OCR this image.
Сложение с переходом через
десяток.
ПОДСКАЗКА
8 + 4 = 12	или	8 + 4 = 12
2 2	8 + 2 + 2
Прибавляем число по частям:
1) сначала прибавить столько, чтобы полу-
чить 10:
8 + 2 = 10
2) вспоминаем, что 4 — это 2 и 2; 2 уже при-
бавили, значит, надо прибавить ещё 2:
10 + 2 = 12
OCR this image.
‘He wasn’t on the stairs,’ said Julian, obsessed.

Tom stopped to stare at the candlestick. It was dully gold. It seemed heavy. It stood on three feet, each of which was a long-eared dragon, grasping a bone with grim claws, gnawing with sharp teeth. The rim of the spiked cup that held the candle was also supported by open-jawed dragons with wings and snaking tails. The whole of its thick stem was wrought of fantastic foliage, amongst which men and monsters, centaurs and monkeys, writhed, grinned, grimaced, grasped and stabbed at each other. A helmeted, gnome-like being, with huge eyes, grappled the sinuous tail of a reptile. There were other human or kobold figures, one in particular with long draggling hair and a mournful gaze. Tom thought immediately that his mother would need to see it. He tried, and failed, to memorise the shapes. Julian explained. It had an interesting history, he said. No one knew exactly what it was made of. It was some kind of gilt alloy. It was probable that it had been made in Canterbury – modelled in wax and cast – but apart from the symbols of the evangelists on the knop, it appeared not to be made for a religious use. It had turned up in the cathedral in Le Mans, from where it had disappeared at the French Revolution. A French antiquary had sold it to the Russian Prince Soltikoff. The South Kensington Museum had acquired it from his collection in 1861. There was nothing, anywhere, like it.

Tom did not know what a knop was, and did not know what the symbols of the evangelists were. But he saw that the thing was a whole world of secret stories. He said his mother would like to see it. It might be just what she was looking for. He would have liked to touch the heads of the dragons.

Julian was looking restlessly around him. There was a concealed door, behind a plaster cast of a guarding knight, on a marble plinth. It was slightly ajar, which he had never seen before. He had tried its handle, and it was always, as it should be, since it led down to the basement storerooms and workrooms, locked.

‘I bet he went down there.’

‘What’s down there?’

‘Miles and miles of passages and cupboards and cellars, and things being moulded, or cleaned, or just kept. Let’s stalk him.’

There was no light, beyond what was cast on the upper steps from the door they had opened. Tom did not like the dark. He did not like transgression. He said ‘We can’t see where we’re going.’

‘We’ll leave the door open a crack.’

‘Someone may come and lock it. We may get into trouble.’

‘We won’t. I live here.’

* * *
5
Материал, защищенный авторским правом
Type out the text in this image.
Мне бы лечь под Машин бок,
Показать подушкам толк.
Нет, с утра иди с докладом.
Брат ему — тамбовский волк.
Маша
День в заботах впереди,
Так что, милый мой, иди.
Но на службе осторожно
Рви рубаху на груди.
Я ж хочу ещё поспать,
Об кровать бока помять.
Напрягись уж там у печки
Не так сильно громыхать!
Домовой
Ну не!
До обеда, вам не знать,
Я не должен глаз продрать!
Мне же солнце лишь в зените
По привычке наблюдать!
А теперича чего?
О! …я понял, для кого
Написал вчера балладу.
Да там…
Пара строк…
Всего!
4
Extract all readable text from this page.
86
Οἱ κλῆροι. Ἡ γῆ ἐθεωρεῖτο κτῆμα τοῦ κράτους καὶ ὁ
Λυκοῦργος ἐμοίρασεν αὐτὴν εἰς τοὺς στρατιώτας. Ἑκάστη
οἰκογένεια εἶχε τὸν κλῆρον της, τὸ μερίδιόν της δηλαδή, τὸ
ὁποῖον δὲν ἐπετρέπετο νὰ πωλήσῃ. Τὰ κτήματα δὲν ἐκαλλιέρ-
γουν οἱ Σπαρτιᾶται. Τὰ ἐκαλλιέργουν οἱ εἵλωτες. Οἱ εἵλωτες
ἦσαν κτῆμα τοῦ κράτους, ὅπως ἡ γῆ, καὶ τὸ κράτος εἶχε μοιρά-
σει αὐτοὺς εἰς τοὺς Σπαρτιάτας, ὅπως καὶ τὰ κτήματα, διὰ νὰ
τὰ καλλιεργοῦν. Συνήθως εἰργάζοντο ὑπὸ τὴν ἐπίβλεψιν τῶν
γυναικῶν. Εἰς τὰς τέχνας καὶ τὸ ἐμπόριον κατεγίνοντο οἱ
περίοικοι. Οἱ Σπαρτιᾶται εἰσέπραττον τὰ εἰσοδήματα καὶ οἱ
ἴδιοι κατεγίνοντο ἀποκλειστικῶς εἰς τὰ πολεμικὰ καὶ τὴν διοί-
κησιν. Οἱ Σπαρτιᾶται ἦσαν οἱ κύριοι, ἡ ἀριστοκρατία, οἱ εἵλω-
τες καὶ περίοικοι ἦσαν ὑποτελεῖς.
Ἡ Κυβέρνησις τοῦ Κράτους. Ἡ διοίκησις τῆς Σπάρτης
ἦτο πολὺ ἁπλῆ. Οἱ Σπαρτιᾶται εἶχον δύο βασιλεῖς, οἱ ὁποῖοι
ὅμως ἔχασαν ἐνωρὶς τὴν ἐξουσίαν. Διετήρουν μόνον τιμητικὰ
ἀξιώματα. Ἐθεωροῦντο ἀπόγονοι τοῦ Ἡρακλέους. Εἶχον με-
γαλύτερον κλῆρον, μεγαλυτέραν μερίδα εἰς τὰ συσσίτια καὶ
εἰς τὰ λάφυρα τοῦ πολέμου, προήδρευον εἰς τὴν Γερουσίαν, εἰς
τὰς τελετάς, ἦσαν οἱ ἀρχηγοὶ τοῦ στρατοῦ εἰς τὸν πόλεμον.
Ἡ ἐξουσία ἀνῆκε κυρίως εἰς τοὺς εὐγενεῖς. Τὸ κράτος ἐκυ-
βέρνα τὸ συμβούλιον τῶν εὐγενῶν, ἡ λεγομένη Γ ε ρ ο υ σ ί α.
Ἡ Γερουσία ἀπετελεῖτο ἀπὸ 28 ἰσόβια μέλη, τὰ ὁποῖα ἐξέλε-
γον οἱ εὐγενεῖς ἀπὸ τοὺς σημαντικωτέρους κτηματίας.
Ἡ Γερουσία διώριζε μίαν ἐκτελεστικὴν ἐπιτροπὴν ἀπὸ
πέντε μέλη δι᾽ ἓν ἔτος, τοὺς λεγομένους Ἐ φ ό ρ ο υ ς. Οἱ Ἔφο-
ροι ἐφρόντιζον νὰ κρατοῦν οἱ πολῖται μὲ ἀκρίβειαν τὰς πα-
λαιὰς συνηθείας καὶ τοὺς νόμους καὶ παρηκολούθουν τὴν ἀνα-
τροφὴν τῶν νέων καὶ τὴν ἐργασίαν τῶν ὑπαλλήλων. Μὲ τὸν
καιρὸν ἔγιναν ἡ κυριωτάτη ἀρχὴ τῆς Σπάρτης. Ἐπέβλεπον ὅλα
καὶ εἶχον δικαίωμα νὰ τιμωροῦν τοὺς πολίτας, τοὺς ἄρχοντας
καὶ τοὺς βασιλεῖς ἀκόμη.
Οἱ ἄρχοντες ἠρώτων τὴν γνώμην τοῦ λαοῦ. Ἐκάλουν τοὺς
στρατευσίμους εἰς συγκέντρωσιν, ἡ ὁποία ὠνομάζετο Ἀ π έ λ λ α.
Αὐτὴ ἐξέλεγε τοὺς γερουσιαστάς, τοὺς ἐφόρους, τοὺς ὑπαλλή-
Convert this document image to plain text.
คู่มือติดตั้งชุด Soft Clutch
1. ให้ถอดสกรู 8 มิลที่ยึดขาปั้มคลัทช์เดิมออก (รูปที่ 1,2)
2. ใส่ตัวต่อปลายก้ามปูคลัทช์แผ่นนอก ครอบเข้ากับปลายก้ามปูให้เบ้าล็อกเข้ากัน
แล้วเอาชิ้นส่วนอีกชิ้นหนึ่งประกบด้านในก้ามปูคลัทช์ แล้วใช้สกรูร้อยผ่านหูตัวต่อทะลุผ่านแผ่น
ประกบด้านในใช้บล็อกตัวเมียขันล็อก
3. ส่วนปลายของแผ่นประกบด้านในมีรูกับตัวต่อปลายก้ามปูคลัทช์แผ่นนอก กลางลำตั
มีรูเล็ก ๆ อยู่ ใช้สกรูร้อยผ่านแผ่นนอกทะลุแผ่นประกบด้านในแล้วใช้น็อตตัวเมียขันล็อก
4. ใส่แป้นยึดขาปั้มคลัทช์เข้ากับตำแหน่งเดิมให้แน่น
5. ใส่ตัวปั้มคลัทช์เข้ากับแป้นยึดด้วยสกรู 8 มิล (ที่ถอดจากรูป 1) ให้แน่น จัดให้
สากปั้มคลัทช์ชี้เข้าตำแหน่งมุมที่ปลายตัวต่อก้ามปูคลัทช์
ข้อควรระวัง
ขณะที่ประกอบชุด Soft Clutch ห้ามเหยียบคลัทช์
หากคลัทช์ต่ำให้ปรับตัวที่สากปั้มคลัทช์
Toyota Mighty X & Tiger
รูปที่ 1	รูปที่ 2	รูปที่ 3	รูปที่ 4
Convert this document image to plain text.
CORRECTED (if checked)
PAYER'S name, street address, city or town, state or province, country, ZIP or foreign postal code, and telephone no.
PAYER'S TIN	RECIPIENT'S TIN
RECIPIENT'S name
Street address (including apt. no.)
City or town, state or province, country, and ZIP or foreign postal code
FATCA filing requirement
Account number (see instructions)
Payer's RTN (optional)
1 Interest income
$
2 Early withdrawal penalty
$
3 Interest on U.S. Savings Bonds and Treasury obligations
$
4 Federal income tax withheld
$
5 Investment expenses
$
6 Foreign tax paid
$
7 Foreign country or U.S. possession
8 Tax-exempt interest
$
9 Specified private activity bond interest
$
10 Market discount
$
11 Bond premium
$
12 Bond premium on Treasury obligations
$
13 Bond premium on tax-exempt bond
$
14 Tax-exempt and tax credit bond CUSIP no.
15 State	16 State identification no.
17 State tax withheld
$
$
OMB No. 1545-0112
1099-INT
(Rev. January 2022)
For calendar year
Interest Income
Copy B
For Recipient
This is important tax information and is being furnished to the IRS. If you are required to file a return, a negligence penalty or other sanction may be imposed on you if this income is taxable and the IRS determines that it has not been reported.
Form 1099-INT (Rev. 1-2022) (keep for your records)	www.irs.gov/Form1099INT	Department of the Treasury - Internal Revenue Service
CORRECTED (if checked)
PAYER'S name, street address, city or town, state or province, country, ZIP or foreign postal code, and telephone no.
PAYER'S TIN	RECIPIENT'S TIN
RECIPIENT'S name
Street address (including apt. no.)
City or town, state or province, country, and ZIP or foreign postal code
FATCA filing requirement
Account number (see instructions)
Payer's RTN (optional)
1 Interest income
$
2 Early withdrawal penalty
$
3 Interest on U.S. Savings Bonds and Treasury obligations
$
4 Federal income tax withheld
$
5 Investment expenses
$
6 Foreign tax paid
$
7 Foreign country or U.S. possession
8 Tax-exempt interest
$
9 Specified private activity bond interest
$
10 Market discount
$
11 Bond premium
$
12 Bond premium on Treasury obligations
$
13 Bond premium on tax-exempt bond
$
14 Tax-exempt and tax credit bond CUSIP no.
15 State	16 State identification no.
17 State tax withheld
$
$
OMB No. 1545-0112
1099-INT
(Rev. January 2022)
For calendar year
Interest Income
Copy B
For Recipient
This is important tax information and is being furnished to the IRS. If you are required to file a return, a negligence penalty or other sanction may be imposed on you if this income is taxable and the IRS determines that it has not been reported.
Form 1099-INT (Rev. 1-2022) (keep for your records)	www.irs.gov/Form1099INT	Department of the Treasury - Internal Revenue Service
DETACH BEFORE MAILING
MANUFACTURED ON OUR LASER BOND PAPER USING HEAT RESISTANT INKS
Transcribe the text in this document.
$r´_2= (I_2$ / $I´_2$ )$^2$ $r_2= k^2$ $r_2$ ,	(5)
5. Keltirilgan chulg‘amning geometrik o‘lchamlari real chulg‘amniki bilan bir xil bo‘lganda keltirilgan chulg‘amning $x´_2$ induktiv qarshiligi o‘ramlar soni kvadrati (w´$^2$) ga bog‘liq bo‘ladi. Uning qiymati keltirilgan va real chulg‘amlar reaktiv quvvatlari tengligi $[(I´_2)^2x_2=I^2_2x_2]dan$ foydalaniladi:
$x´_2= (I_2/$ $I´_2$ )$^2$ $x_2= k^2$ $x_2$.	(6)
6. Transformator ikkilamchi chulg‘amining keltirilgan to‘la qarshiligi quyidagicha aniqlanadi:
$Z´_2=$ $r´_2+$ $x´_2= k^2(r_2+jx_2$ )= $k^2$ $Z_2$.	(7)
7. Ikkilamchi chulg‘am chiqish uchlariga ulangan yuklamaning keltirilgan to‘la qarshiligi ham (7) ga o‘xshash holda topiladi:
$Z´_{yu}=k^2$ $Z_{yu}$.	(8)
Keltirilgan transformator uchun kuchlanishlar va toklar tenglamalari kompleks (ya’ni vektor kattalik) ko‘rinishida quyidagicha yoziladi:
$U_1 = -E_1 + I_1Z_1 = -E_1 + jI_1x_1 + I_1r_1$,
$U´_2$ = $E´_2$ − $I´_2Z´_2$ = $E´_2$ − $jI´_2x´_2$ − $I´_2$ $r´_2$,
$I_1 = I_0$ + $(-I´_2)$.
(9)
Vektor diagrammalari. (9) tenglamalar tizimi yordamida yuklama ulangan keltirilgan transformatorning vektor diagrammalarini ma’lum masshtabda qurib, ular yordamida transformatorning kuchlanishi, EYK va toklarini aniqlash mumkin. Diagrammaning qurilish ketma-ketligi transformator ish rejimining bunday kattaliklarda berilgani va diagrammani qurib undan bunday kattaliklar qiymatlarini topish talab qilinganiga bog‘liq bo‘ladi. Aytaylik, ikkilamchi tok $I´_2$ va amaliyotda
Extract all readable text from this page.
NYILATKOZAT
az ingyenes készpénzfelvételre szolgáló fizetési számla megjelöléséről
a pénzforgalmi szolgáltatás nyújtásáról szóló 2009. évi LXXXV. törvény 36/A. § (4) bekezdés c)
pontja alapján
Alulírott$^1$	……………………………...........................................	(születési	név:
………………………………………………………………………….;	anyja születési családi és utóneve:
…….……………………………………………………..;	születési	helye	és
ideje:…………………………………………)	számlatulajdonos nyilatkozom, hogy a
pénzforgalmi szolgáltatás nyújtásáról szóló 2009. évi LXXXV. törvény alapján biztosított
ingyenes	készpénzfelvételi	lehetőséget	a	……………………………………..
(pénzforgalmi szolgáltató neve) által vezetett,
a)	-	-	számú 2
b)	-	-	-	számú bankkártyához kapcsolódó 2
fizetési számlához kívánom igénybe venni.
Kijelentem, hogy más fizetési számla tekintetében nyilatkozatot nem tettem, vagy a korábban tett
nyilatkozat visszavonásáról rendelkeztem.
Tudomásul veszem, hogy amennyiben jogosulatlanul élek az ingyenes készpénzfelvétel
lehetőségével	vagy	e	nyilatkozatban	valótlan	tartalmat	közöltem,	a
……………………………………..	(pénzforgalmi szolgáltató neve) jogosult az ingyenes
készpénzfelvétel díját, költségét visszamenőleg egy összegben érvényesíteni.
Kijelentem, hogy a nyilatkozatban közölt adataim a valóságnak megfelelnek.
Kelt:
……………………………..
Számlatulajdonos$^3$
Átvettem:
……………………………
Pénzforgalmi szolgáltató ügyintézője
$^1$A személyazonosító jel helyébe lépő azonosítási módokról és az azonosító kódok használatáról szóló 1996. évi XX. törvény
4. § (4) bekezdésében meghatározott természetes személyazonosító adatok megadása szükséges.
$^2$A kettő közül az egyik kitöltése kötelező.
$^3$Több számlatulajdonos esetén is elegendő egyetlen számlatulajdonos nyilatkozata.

# Written request
From the entries above, extract each line containing "szolgáltatás".

# Result below
a pénzforgalmi szolgáltatás nyújtásáról szóló 2009. évi LXXXV. törvény 36/A. § (4) bekezdés c)
pénzforgalmi szolgáltatás nyújtásáról szóló 2009. évi LXXXV. törvény alapján biztosított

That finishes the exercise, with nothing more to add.